-- Stored entries --
########
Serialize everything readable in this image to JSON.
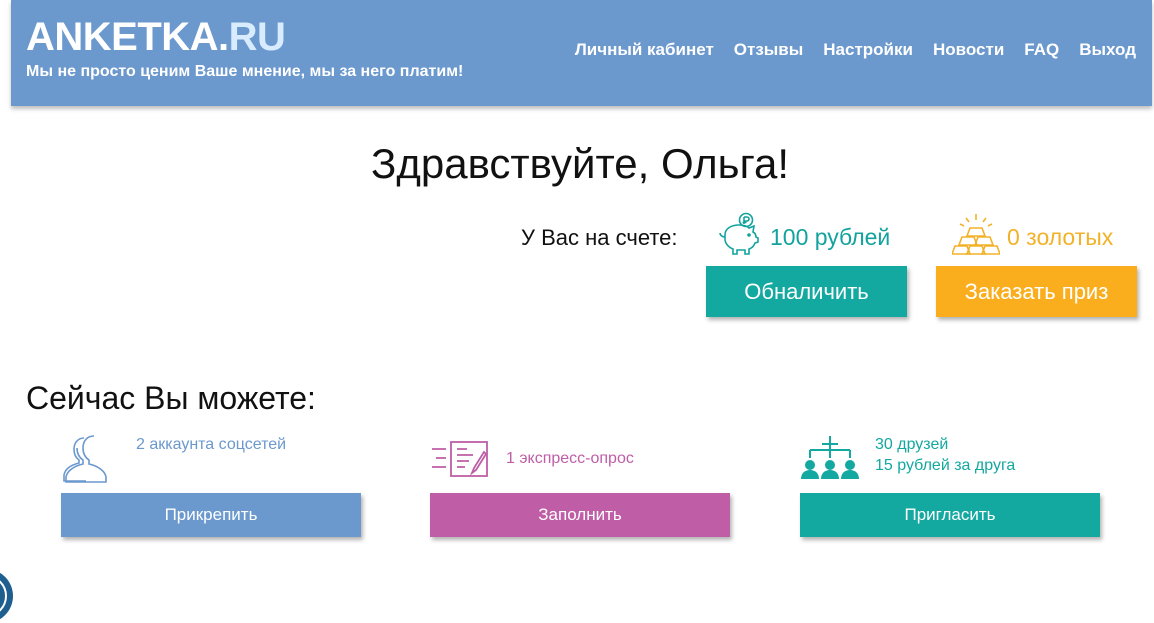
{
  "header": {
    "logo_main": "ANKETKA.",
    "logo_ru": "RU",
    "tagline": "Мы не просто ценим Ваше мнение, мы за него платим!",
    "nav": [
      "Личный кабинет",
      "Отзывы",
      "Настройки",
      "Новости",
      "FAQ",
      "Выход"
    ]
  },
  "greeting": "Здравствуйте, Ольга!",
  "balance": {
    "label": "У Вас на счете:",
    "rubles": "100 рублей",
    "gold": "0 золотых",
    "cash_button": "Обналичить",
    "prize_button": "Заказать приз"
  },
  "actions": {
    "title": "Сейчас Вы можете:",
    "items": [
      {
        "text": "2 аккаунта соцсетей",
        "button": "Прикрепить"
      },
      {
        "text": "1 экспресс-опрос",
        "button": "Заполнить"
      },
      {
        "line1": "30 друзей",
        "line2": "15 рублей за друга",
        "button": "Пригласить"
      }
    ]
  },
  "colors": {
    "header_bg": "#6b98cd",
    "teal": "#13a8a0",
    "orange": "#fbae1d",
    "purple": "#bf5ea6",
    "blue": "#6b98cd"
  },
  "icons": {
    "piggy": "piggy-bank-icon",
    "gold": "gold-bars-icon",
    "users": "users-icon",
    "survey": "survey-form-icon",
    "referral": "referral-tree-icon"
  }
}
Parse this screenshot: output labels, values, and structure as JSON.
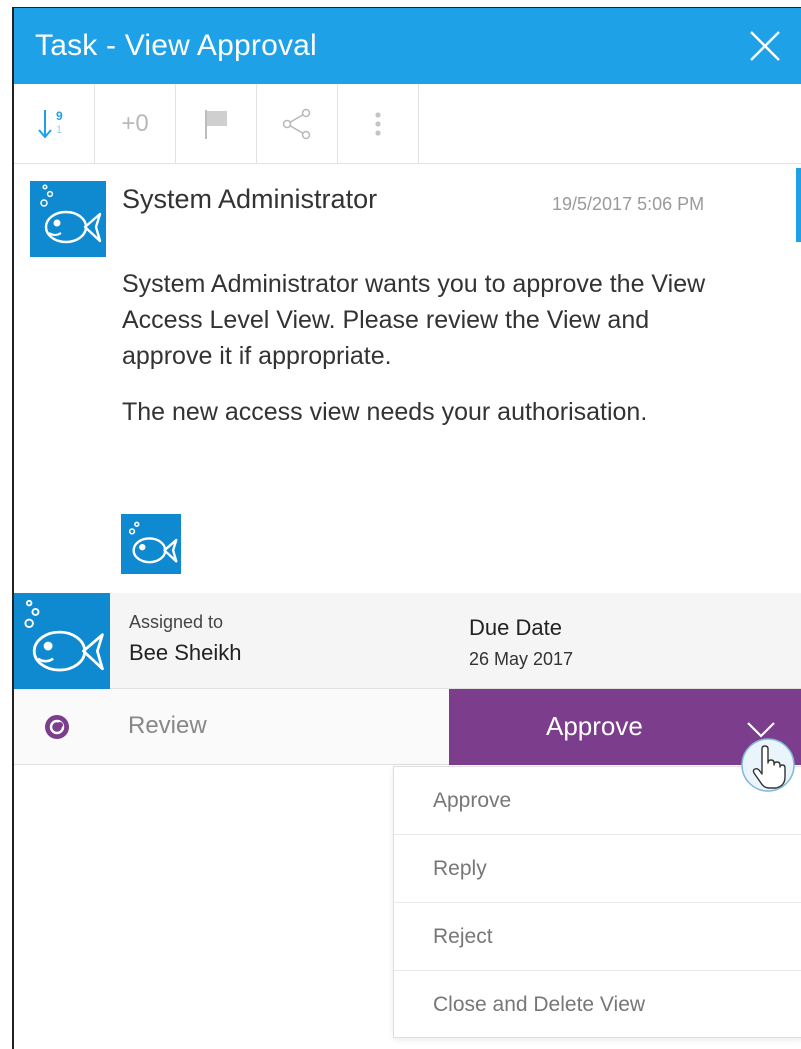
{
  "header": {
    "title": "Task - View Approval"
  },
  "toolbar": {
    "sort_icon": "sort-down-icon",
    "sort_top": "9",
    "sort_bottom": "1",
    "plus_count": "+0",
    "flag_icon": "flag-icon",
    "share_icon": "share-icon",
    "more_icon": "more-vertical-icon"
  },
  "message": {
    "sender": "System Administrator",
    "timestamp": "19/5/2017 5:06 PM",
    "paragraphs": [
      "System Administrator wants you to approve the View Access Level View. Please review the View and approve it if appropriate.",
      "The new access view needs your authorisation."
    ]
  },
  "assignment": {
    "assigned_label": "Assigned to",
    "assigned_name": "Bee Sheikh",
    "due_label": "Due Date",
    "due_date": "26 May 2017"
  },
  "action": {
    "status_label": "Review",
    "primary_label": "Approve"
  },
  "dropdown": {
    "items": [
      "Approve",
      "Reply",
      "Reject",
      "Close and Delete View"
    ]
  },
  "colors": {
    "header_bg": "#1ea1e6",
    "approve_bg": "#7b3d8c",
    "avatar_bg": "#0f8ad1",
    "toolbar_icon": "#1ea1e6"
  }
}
########
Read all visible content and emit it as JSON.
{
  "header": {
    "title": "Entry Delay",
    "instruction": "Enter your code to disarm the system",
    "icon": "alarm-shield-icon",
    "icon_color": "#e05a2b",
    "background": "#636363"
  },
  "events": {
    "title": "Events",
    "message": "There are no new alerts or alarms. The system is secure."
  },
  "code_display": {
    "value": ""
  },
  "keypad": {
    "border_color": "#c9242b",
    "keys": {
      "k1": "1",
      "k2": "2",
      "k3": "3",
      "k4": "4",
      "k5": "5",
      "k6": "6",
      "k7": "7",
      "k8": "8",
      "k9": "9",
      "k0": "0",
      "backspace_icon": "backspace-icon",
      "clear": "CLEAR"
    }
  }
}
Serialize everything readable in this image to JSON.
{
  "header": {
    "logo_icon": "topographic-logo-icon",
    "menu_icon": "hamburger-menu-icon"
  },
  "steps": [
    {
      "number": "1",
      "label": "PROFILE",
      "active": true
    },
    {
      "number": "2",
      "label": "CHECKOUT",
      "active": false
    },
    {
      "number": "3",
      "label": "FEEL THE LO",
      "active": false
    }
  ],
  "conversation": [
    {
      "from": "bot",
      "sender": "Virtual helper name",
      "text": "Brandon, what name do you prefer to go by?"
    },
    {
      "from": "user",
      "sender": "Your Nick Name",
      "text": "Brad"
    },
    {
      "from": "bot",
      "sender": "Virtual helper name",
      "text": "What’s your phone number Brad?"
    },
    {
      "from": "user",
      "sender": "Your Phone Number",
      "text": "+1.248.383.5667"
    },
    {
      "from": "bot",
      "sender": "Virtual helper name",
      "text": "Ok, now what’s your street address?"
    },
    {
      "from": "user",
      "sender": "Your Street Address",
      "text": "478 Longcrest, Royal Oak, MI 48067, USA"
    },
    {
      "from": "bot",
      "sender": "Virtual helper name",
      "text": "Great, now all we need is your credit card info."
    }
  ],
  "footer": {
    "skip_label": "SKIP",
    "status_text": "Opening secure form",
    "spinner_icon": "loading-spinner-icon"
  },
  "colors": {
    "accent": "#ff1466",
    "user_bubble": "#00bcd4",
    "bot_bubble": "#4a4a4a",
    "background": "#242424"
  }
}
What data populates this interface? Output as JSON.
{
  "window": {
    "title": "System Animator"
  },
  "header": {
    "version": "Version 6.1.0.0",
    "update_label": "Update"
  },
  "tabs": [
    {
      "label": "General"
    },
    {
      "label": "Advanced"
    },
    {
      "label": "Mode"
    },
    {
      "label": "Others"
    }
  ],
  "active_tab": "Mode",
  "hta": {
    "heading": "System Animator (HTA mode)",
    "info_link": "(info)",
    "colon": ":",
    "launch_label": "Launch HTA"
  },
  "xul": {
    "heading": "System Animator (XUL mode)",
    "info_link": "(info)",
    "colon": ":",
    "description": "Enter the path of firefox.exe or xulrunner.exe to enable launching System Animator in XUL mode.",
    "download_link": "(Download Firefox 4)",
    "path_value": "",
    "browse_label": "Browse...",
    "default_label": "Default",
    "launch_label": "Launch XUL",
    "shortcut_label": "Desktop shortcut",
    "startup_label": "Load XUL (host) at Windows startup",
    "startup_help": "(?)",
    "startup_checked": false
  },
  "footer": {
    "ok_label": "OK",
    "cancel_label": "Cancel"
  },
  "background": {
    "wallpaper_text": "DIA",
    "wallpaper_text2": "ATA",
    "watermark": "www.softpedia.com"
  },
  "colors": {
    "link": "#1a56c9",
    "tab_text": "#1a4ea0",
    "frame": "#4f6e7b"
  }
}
########
-- CHALLENGE --
Select all lines in the listing above where the word "message" appears, and show them.

-- TASK OUTPUT --
  "message": {
    "message": "There are no new alerts or alarms. The system is secure."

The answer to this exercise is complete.